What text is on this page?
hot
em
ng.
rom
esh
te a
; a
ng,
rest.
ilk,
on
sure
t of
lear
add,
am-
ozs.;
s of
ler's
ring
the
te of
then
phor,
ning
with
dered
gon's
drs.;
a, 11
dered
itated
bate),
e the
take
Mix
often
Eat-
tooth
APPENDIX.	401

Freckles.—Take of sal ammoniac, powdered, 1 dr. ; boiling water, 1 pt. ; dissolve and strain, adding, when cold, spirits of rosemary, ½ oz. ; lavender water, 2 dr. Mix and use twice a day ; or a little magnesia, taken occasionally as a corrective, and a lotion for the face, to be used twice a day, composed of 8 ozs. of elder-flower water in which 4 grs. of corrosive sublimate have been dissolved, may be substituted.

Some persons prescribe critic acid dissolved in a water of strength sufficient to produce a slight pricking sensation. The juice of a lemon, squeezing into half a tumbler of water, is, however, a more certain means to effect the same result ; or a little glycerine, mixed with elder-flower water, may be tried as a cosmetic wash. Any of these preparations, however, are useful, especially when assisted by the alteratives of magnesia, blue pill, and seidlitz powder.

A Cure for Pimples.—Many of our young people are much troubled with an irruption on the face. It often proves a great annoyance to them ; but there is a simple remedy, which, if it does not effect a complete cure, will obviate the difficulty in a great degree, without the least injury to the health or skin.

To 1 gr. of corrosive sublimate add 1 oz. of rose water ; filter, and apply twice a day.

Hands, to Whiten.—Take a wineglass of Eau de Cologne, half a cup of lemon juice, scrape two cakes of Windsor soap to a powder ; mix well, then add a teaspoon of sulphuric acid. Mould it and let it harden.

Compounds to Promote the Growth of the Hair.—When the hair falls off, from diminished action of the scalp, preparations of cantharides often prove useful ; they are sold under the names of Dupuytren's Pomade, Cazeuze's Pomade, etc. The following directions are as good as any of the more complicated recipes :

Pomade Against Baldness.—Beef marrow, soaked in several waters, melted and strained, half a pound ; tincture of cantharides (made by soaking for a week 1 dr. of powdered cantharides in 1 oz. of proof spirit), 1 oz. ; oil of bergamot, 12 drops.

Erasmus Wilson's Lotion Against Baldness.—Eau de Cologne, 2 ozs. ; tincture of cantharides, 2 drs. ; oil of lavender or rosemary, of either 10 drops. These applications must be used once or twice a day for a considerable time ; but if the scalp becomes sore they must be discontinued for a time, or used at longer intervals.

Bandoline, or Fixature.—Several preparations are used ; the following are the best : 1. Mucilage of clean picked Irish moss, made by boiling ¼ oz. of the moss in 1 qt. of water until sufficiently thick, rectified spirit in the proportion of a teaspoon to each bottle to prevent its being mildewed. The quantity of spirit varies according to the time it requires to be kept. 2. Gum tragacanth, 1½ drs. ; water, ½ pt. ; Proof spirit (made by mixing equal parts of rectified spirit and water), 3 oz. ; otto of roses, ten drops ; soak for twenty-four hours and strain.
————————
Task
Produce an exact copy of every entry above.

Complete response
What text is on this page?
hot
em
ng.
rom
esh
te a
; a
ng,
rest.
ilk,
on
sure
t of
lear
add,
am-
ozs.;
s of
ler's
ring
the
te of
then
phor,
ning
with
dered
gon's
drs.;
a, 11
dered
itated
bate),
e the
take
Mix
often
Eat-
tooth
APPENDIX.	401

Freckles.—Take of sal ammoniac, powdered, 1 dr. ; boiling water, 1 pt. ; dissolve and strain, adding, when cold, spirits of rosemary, ½ oz. ; lavender water, 2 dr. Mix and use twice a day ; or a little magnesia, taken occasionally as a corrective, and a lotion for the face, to be used twice a day, composed of 8 ozs. of elder-flower water in which 4 grs. of corrosive sublimate have been dissolved, may be substituted.

Some persons prescribe critic acid dissolved in a water of strength sufficient to produce a slight pricking sensation. The juice of a lemon, squeezing into half a tumbler of water, is, however, a more certain means to effect the same result ; or a little glycerine, mixed with elder-flower water, may be tried as a cosmetic wash. Any of these preparations, however, are useful, especially when assisted by the alteratives of magnesia, blue pill, and seidlitz powder.

A Cure for Pimples.—Many of our young people are much troubled with an irruption on the face. It often proves a great annoyance to them ; but there is a simple remedy, which, if it does not effect a complete cure, will obviate the difficulty in a great degree, without the least injury to the health or skin.

To 1 gr. of corrosive sublimate add 1 oz. of rose water ; filter, and apply twice a day.

Hands, to Whiten.—Take a wineglass of Eau de Cologne, half a cup of lemon juice, scrape two cakes of Windsor soap to a powder ; mix well, then add a teaspoon of sulphuric acid. Mould it and let it harden.

Compounds to Promote the Growth of the Hair.—When the hair falls off, from diminished action of the scalp, preparations of cantharides often prove useful ; they are sold under the names of Dupuytren's Pomade, Cazeuze's Pomade, etc. The following directions are as good as any of the more complicated recipes :

Pomade Against Baldness.—Beef marrow, soaked in several waters, melted and strained, half a pound ; tincture of cantharides (made by soaking for a week 1 dr. of powdered cantharides in 1 oz. of proof spirit), 1 oz. ; oil of bergamot, 12 drops.

Erasmus Wilson's Lotion Against Baldness.—Eau de Cologne, 2 ozs. ; tincture of cantharides, 2 drs. ; oil of lavender or rosemary, of either 10 drops. These applications must be used once or twice a day for a considerable time ; but if the scalp becomes sore they must be discontinued for a time, or used at longer intervals.

Bandoline, or Fixature.—Several preparations are used ; the following are the best : 1. Mucilage of clean picked Irish moss, made by boiling ¼ oz. of the moss in 1 qt. of water until sufficiently thick, rectified spirit in the proportion of a teaspoon to each bottle to prevent its being mildewed. The quantity of spirit varies according to the time it requires to be kept. 2. Gum tragacanth, 1½ drs. ; water, ½ pt. ; Proof spirit (made by mixing equal parts of rectified spirit and water), 3 oz. ; otto of roses, ten drops ; soak for twenty-four hours and strain.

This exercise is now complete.